#### What this task involves:
Each line of the data that includes the string "Acetic" is to be copied out.

#### Material for the task:
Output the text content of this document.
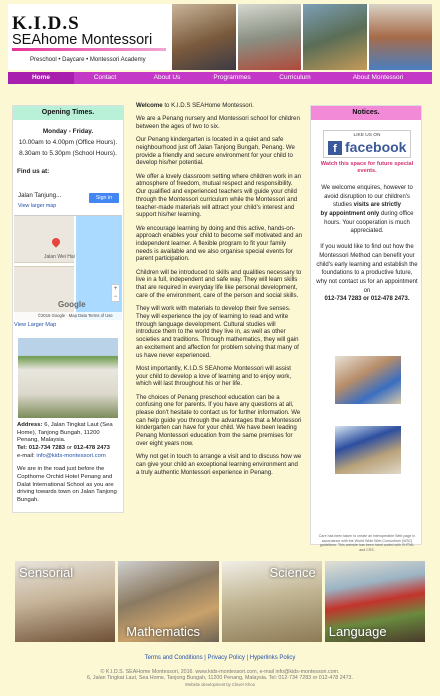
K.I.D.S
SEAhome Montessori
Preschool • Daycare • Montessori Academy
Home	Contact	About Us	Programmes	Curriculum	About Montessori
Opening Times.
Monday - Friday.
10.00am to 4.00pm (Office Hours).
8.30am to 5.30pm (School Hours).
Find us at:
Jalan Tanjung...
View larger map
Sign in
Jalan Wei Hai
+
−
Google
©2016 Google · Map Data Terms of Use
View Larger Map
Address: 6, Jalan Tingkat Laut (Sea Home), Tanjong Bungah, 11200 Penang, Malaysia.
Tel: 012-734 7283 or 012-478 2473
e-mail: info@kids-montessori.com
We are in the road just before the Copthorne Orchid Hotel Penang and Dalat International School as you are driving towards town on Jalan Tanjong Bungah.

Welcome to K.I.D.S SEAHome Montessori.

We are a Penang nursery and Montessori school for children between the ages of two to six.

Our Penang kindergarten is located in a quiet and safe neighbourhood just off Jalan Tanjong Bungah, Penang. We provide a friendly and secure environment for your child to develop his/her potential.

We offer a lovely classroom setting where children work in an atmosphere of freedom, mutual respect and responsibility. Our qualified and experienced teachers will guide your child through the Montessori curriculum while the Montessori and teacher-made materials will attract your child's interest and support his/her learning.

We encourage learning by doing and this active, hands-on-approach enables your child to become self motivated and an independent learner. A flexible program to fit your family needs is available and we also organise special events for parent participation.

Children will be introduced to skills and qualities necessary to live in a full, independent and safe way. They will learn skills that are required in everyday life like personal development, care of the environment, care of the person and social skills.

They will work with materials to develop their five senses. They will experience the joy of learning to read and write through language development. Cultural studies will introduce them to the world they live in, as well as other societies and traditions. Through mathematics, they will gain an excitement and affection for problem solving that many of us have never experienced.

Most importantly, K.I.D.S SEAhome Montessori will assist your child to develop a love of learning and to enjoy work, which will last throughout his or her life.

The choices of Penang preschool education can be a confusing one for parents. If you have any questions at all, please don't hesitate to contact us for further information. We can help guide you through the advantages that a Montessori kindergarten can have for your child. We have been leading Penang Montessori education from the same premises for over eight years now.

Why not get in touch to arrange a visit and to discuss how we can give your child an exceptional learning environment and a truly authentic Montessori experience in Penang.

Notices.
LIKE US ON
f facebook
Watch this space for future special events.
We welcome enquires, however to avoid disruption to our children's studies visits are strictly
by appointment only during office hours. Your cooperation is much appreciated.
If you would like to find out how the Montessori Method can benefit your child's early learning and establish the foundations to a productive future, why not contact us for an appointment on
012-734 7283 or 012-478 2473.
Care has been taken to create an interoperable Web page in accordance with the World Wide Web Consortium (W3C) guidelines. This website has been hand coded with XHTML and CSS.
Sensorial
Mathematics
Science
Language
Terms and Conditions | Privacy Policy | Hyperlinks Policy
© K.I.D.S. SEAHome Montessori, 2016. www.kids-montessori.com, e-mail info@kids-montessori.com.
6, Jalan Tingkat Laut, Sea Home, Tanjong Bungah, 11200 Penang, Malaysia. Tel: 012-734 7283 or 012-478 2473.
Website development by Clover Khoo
* * *
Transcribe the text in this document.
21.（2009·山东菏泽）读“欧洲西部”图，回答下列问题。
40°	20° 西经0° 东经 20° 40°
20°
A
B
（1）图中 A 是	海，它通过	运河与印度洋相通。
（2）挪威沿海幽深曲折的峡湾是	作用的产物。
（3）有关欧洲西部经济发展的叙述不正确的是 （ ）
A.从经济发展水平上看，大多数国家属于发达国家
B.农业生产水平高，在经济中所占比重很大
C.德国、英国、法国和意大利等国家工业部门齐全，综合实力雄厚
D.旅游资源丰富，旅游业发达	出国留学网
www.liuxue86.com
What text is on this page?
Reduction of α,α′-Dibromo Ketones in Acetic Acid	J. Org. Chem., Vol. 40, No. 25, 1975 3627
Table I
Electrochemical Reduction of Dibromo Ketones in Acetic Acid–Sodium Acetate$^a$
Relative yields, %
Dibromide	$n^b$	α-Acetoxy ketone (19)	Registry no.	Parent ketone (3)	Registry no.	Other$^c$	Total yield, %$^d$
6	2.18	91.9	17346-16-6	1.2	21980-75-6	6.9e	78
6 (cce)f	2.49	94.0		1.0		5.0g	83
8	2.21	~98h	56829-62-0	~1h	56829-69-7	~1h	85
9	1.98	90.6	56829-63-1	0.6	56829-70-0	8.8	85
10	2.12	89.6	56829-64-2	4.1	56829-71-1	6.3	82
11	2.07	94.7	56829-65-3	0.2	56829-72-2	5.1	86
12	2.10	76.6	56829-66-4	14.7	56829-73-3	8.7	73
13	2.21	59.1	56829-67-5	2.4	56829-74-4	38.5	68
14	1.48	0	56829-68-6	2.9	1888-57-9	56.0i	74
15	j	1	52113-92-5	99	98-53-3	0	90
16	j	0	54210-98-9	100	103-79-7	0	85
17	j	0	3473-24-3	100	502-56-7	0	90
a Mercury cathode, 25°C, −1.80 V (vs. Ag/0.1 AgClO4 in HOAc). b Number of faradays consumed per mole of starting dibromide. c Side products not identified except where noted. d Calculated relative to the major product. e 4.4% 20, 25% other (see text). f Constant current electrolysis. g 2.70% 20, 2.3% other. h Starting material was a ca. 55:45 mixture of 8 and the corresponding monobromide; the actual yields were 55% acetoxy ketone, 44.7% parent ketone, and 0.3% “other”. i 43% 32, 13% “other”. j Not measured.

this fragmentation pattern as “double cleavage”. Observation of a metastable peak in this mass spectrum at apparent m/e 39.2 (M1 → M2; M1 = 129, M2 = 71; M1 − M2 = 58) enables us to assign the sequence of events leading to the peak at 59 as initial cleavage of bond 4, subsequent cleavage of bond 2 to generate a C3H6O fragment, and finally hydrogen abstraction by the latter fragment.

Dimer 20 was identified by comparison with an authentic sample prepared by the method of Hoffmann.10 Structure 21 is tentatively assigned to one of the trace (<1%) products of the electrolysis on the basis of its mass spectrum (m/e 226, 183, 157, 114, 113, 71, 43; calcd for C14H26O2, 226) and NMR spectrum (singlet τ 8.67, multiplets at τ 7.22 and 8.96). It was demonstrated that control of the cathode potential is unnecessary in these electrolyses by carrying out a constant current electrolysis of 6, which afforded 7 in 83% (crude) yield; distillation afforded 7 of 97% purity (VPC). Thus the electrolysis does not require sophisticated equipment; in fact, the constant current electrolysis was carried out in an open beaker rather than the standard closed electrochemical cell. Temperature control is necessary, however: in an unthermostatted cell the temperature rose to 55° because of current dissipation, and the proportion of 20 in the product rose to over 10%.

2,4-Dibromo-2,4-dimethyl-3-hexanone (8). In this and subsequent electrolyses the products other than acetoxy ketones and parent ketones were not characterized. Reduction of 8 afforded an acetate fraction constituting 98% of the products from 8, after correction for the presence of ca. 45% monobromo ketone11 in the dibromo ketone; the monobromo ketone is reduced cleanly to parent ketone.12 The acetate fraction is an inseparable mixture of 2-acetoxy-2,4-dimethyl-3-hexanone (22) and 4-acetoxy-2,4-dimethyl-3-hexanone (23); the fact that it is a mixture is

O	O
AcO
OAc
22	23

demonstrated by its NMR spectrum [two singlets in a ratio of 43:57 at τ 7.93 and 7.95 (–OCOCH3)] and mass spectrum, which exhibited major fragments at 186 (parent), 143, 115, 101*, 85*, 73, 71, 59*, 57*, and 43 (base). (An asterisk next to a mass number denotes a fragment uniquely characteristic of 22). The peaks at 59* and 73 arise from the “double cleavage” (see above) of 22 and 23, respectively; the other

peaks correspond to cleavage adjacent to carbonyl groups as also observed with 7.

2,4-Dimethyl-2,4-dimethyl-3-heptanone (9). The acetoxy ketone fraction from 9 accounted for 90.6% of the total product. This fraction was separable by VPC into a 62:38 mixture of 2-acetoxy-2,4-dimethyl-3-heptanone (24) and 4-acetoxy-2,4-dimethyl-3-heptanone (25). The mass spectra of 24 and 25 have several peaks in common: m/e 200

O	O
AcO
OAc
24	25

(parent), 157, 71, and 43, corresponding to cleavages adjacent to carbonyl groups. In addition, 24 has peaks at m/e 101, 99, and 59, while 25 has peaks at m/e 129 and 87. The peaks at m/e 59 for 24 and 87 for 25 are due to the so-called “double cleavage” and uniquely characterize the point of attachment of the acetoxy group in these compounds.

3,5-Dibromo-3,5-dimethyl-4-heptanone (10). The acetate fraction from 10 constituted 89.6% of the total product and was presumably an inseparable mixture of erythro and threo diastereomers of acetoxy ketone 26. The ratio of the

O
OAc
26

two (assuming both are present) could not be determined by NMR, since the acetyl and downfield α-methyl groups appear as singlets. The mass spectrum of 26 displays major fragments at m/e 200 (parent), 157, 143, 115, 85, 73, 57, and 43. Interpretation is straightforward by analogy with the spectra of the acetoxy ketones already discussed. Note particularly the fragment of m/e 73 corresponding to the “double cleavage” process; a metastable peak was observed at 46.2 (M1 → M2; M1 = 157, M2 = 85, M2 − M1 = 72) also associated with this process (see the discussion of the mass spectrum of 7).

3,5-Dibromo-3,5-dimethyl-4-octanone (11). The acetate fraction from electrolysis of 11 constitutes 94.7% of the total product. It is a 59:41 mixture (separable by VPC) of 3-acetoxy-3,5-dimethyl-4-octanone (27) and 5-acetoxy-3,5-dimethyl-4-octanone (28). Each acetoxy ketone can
--
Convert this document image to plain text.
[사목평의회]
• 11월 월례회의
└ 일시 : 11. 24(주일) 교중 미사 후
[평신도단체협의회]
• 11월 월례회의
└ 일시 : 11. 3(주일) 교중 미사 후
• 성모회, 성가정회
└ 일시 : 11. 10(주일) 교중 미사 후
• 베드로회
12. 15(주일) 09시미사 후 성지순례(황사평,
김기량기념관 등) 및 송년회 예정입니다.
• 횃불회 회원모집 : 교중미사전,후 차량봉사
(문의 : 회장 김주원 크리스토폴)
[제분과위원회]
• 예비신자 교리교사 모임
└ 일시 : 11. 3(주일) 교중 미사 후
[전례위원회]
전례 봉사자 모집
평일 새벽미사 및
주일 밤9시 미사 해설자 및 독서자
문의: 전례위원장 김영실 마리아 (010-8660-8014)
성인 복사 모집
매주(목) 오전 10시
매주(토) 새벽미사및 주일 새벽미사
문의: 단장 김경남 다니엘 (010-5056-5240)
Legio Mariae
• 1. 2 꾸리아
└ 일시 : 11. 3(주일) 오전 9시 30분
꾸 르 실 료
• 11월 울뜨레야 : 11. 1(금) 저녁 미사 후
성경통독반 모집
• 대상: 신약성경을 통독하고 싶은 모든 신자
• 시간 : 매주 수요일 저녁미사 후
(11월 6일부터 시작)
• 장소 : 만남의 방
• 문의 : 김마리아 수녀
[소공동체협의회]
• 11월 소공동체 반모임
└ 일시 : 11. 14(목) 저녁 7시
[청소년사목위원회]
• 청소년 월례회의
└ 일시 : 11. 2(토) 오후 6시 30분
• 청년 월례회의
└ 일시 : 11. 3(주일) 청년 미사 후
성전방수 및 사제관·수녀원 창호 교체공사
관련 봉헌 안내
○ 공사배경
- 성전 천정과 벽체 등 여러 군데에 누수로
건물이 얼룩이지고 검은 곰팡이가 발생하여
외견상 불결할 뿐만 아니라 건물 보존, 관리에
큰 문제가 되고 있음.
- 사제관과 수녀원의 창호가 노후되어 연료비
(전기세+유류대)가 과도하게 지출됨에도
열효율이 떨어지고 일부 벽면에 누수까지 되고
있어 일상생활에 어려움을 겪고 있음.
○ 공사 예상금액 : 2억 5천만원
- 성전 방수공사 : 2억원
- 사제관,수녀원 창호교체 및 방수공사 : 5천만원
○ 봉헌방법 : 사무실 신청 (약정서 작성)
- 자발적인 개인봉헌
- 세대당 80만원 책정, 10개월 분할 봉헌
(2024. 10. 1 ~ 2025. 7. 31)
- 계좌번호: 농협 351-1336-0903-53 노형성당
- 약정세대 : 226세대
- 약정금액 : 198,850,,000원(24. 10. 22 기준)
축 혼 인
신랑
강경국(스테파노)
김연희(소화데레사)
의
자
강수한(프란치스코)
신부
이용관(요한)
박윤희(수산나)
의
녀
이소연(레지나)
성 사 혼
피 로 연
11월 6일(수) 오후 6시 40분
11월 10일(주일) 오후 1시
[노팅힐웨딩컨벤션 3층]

#### The completed task:
Reduction of α,α′-Dibromo Ketones in Acetic Acid	J. Org. Chem., Vol. 40, No. 25, 1975 3627
Electrochemical Reduction of Dibromo Ketones in Acetic Acid–Sodium Acetate$^a$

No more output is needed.